> [Available records]

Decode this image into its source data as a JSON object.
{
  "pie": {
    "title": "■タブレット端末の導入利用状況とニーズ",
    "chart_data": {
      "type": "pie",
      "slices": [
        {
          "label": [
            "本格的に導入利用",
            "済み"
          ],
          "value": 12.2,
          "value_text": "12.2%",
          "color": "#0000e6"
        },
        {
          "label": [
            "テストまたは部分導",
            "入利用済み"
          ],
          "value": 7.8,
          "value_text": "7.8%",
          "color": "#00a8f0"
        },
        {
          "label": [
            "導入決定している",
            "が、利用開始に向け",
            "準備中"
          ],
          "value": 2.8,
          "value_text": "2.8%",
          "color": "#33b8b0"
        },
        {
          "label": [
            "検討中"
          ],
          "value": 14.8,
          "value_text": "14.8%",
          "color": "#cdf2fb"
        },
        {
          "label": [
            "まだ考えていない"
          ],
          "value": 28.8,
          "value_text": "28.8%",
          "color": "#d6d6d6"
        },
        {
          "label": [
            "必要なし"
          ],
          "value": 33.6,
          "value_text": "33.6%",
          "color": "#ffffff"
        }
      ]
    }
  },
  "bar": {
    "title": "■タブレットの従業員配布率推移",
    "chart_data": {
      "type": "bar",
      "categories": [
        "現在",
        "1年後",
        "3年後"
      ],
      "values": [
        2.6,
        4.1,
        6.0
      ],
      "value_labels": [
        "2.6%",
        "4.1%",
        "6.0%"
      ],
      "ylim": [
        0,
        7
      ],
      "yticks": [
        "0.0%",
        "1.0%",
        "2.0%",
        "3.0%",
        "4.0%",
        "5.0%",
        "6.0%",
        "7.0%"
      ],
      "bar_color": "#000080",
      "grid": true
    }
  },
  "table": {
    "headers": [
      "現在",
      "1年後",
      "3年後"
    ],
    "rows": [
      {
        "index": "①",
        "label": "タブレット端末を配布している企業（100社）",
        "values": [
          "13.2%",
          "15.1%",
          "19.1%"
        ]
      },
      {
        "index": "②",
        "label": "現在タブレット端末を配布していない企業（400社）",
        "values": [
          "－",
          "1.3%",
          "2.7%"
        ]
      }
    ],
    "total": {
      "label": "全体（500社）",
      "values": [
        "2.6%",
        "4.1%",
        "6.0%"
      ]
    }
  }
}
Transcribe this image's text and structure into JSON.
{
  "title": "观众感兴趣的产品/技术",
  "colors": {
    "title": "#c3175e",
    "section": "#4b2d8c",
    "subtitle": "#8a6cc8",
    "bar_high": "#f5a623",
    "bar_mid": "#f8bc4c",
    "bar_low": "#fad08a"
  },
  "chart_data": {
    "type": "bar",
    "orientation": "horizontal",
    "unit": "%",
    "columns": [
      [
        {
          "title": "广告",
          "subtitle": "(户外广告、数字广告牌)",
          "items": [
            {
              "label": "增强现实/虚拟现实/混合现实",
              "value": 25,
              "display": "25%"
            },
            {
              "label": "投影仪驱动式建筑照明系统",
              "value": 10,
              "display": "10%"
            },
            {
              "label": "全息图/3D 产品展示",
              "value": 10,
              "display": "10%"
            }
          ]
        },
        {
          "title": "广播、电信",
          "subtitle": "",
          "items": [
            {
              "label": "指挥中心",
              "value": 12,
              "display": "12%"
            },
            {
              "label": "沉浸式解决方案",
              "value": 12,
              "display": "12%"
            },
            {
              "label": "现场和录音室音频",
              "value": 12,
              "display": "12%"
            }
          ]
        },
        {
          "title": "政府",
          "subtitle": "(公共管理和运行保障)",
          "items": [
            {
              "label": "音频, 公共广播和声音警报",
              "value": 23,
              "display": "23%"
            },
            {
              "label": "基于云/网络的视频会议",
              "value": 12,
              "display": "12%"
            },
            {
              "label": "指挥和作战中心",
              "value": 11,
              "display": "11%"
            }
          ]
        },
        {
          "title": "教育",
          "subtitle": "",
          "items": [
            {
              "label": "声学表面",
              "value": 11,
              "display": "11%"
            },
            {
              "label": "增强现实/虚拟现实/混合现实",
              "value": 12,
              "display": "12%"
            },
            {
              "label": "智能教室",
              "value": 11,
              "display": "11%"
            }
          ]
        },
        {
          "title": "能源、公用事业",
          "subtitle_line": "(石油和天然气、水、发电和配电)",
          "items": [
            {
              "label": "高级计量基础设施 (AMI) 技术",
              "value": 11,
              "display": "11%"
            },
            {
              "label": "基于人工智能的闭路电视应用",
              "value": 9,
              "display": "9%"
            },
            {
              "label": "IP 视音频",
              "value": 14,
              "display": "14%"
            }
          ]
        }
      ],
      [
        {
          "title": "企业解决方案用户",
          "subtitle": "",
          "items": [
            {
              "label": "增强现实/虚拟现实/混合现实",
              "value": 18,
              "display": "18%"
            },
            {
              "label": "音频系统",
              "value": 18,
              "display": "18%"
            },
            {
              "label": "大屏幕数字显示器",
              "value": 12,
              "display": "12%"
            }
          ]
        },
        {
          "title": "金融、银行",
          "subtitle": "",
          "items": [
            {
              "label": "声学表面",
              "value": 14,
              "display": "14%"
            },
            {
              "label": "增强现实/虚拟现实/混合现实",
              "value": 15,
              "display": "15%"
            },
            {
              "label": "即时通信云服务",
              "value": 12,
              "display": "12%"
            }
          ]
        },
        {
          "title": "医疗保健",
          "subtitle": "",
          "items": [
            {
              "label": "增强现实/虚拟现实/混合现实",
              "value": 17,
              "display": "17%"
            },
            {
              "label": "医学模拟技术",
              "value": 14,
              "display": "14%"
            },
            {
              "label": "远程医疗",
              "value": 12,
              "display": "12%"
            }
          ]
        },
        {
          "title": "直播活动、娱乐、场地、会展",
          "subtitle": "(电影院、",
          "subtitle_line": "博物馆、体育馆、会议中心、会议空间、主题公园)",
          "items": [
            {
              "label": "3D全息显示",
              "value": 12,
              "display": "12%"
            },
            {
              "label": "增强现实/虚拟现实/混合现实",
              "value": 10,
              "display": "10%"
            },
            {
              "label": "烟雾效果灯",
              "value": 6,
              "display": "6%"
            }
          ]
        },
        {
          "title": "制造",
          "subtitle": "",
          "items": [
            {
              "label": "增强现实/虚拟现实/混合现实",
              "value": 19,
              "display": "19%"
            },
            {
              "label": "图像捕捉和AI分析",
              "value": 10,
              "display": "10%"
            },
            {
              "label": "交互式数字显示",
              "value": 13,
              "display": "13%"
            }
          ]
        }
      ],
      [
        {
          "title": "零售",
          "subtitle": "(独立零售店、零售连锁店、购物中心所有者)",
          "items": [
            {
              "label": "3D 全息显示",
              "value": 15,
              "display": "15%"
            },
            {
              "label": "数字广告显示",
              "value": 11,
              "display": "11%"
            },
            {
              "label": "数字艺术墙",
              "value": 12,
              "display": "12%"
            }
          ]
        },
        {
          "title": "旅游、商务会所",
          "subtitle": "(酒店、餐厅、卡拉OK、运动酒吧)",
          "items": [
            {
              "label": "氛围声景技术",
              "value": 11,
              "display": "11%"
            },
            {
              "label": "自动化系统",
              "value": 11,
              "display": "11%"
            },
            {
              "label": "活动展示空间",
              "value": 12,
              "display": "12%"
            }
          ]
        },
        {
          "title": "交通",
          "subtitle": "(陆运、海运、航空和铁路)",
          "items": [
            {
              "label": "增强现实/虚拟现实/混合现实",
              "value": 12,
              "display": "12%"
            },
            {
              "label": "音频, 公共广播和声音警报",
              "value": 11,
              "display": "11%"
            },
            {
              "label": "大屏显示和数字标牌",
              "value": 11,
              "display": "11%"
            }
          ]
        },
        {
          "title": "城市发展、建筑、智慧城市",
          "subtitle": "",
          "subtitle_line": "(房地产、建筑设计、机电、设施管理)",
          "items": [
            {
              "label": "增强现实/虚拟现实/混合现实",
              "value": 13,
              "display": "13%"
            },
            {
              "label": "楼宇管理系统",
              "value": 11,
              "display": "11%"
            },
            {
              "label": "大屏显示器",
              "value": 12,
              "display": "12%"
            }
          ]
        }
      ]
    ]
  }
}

> [What to work on] Which lines contain the word "into"? Return each of them.

> [Result of the exercise]
Decode this image into its source data as a JSON object.
Transcribe this image's text and structure into JSON.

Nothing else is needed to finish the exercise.